# [Given entries]
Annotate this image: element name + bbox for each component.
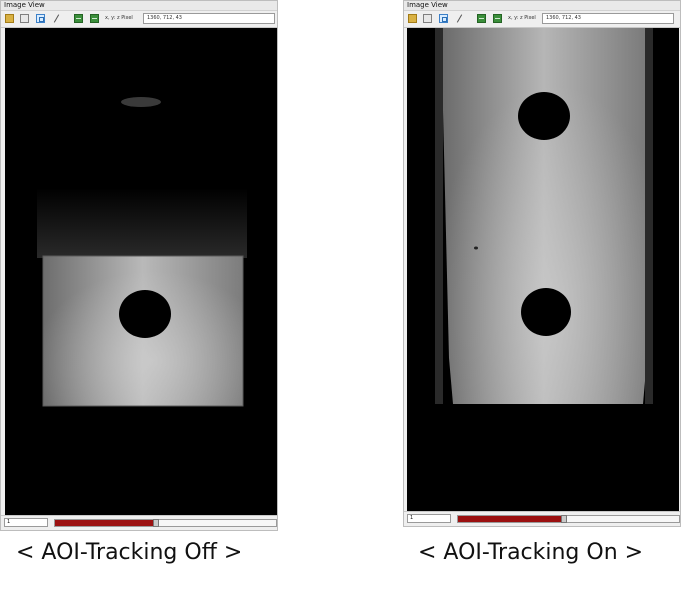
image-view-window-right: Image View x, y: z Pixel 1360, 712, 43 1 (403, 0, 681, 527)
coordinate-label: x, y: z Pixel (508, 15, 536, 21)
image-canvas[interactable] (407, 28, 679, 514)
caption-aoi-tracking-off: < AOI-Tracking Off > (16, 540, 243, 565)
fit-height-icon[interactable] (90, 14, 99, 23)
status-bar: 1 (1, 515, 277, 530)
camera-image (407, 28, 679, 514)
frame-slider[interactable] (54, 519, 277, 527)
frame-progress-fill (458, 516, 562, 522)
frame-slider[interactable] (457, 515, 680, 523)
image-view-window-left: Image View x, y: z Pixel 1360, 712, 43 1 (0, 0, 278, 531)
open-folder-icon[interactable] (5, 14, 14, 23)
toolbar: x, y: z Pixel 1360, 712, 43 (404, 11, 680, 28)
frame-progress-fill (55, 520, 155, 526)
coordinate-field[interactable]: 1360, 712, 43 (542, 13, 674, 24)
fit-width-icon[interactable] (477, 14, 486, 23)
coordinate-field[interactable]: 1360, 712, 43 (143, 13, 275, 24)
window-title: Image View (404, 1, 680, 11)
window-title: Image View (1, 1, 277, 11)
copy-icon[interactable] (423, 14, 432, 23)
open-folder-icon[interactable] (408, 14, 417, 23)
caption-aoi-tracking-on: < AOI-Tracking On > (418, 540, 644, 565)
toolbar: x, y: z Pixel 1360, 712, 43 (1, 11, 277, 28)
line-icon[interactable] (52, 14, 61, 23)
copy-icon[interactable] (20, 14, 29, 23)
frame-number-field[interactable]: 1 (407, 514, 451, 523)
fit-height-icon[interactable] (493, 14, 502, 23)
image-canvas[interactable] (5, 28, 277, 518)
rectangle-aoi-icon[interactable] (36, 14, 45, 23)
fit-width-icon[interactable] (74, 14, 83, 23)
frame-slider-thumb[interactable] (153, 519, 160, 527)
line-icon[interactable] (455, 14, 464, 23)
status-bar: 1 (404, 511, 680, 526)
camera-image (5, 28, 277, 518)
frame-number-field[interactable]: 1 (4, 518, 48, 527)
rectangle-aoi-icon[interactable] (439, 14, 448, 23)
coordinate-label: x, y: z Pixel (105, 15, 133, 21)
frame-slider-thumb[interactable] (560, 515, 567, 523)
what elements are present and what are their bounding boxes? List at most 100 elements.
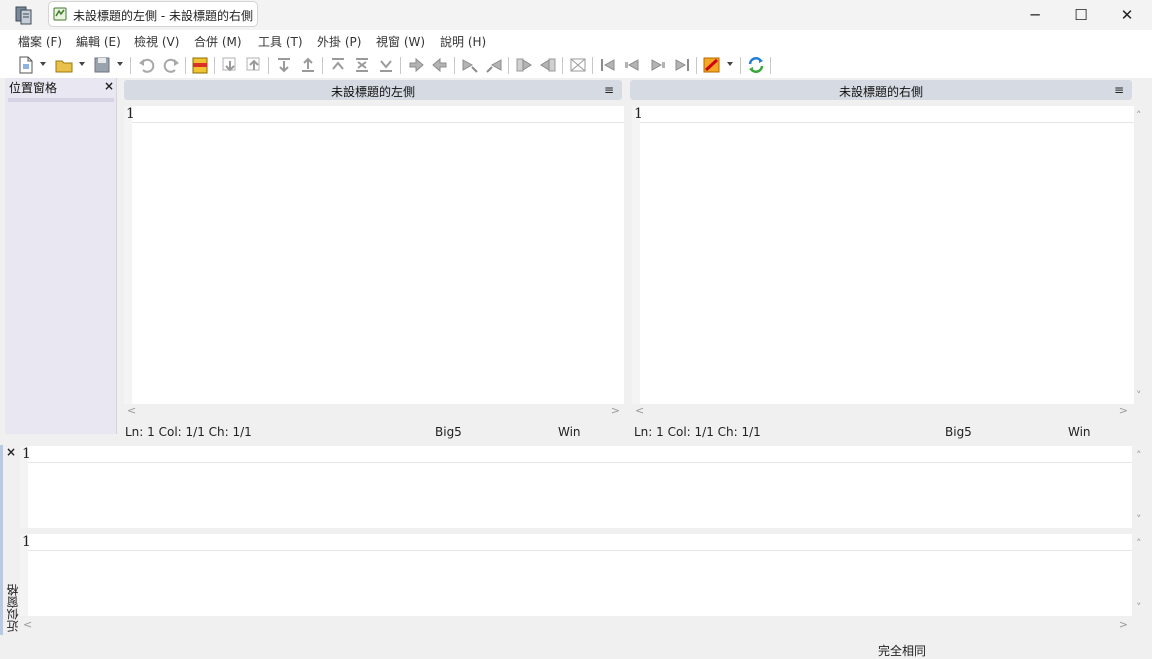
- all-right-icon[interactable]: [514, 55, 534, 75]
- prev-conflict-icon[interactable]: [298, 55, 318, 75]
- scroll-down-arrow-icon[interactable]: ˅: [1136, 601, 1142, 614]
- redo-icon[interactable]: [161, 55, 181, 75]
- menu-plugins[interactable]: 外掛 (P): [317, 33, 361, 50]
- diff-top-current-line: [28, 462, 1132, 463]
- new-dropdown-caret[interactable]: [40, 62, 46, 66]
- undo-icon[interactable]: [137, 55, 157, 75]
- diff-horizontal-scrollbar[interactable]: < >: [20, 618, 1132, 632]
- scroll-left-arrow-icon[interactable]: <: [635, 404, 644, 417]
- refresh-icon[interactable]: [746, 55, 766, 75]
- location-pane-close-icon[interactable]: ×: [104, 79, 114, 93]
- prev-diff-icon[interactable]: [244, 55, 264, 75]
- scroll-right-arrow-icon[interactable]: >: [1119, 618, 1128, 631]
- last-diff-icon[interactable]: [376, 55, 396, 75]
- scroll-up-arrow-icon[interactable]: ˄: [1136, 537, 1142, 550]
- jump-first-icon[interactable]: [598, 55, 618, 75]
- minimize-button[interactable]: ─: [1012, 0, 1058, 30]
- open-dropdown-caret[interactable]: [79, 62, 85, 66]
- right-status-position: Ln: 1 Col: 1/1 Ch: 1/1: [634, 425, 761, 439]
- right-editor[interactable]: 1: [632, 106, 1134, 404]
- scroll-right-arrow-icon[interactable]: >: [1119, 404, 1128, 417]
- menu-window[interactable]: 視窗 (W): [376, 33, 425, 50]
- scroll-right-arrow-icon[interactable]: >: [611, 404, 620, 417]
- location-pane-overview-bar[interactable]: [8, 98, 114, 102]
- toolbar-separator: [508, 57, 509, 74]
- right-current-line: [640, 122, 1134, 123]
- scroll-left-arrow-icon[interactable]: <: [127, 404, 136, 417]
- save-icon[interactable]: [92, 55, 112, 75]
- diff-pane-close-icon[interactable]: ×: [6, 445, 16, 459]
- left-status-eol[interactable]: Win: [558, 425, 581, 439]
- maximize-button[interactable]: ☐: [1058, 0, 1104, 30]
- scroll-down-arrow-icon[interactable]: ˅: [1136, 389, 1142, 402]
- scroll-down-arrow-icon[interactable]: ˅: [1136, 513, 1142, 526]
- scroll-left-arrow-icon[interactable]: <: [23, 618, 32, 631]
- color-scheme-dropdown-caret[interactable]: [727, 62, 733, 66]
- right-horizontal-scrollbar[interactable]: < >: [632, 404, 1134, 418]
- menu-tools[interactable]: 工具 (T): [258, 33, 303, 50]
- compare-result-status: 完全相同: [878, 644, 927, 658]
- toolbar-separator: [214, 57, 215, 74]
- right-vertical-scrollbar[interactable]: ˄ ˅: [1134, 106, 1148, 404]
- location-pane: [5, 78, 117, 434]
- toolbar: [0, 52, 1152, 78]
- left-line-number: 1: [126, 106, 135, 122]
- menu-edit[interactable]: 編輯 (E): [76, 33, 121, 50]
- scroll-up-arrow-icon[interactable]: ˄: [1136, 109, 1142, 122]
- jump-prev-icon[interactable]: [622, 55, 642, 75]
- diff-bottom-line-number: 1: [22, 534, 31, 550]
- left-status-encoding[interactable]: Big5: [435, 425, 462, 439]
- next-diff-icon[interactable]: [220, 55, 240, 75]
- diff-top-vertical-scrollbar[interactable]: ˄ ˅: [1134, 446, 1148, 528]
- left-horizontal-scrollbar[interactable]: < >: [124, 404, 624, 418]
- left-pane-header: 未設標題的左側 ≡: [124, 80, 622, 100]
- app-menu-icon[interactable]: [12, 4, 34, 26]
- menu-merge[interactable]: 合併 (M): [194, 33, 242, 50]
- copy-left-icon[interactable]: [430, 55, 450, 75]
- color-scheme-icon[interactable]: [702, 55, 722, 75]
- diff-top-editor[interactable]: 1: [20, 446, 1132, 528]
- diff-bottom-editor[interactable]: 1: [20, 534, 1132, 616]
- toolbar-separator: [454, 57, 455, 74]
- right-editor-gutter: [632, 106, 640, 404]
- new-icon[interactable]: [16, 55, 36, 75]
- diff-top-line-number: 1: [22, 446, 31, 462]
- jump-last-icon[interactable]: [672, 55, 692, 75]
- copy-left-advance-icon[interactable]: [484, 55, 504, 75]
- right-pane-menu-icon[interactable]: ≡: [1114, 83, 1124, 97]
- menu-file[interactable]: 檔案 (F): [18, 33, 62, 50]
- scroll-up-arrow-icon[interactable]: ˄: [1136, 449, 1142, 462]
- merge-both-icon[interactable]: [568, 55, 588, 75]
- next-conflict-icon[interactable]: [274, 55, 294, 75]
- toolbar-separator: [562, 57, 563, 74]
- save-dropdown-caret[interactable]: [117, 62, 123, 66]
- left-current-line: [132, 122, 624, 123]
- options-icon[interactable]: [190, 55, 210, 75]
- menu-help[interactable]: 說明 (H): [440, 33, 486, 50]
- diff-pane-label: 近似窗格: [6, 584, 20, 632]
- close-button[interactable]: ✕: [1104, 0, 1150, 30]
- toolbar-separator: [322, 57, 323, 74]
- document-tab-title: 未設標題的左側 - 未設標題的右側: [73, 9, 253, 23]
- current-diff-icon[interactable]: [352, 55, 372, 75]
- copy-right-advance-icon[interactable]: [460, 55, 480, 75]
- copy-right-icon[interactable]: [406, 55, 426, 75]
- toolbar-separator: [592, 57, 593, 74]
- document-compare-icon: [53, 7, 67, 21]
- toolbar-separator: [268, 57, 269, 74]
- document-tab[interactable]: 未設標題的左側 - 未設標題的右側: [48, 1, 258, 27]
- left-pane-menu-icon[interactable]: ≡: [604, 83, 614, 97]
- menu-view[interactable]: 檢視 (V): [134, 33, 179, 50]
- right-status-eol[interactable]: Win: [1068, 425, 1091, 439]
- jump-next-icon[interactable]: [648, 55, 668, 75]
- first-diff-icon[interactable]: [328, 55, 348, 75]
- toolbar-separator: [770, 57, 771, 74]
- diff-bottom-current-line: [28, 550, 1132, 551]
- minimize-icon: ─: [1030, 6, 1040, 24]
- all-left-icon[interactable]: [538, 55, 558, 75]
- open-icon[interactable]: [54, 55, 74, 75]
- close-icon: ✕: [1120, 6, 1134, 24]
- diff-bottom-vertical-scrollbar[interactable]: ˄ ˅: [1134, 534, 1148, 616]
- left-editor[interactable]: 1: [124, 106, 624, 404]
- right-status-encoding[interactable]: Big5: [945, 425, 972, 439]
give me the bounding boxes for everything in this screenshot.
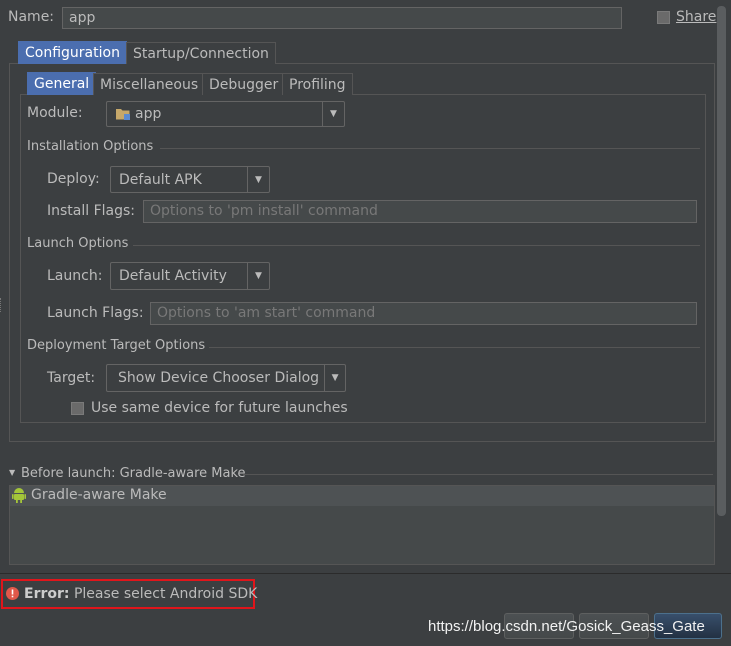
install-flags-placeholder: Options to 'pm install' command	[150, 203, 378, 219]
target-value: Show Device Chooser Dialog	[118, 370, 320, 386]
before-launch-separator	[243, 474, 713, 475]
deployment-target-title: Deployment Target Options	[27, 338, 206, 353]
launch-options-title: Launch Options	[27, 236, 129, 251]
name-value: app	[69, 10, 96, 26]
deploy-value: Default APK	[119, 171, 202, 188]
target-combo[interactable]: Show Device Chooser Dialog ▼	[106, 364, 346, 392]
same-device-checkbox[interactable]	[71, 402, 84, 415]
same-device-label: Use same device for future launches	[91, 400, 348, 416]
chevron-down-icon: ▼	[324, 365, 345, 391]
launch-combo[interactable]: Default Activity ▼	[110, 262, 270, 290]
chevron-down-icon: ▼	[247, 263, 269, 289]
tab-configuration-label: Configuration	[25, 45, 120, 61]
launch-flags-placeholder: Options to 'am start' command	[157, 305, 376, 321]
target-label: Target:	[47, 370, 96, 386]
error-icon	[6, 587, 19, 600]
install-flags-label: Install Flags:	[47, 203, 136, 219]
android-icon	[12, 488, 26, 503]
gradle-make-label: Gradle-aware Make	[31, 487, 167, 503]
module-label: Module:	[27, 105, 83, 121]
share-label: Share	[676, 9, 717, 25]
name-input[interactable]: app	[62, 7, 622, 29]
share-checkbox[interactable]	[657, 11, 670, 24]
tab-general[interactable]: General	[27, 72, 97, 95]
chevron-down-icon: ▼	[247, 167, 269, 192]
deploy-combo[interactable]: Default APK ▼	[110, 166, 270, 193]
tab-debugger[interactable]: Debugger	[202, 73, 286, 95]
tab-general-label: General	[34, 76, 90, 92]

# [Do this]
Copy the lines of the listing verbatim, starting at the line that contains "- all-right-icon[interactable]: [514, 55, 534, 75]" and ending with the line that contains "- toolbar-separator: [214, 57, 215, 74]", both included.

# [Answer to the exercise]
- all-right-icon[interactable]: [514, 55, 534, 75]
- prev-conflict-icon[interactable]: [298, 55, 318, 75]
- scroll-down-arrow-icon[interactable]: ˅: [1136, 601, 1142, 614]
- redo-icon[interactable]: [161, 55, 181, 75]
- menu-plugins[interactable]: 外掛 (P): [317, 33, 361, 50]
- diff-top-current-line: [28, 462, 1132, 463]
- new-dropdown-caret[interactable]: [40, 62, 46, 66]
- undo-icon[interactable]: [137, 55, 157, 75]
- diff-horizontal-scrollbar[interactable]: < >: [20, 618, 1132, 632]
- scroll-left-arrow-icon[interactable]: <: [635, 404, 644, 417]
- refresh-icon[interactable]: [746, 55, 766, 75]
- location-pane-close-icon[interactable]: ×: [104, 79, 114, 93]
- prev-diff-icon[interactable]: [244, 55, 264, 75]
- scroll-right-arrow-icon[interactable]: >: [1119, 618, 1128, 631]
- last-diff-icon[interactable]: [376, 55, 396, 75]
- scroll-up-arrow-icon[interactable]: ˄: [1136, 537, 1142, 550]
- jump-first-icon[interactable]: [598, 55, 618, 75]
- minimize-button[interactable]: ─: [1012, 0, 1058, 30]
- open-dropdown-caret[interactable]: [79, 62, 85, 66]
- right-status-position: Ln: 1 Col: 1/1 Ch: 1/1: [634, 425, 761, 439]
- right-editor[interactable]: 1: [632, 106, 1134, 404]
- scroll-right-arrow-icon[interactable]: >: [1119, 404, 1128, 417]
- menu-window[interactable]: 視窗 (W): [376, 33, 425, 50]
- scroll-right-arrow-icon[interactable]: >: [611, 404, 620, 417]
- location-pane-overview-bar[interactable]: [8, 98, 114, 102]
- toolbar-separator: [508, 57, 509, 74]
- right-current-line: [640, 122, 1134, 123]
- scroll-left-arrow-icon[interactable]: <: [127, 404, 136, 417]
- save-icon[interactable]: [92, 55, 112, 75]
- diff-pane-close-icon[interactable]: ×: [6, 445, 16, 459]
- left-status-eol[interactable]: Win: [558, 425, 581, 439]
- maximize-button[interactable]: ☐: [1058, 0, 1104, 30]
- scroll-down-arrow-icon[interactable]: ˅: [1136, 389, 1142, 402]
- scroll-down-arrow-icon[interactable]: ˅: [1136, 513, 1142, 526]
- scroll-left-arrow-icon[interactable]: <: [23, 618, 32, 631]
- color-scheme-dropdown-caret[interactable]: [727, 62, 733, 66]
- right-horizontal-scrollbar[interactable]: < >: [632, 404, 1134, 418]
- menu-tools[interactable]: 工具 (T): [258, 33, 303, 50]
- compare-result-status: 完全相同: [878, 644, 927, 658]
- toolbar-separator: [214, 57, 215, 74]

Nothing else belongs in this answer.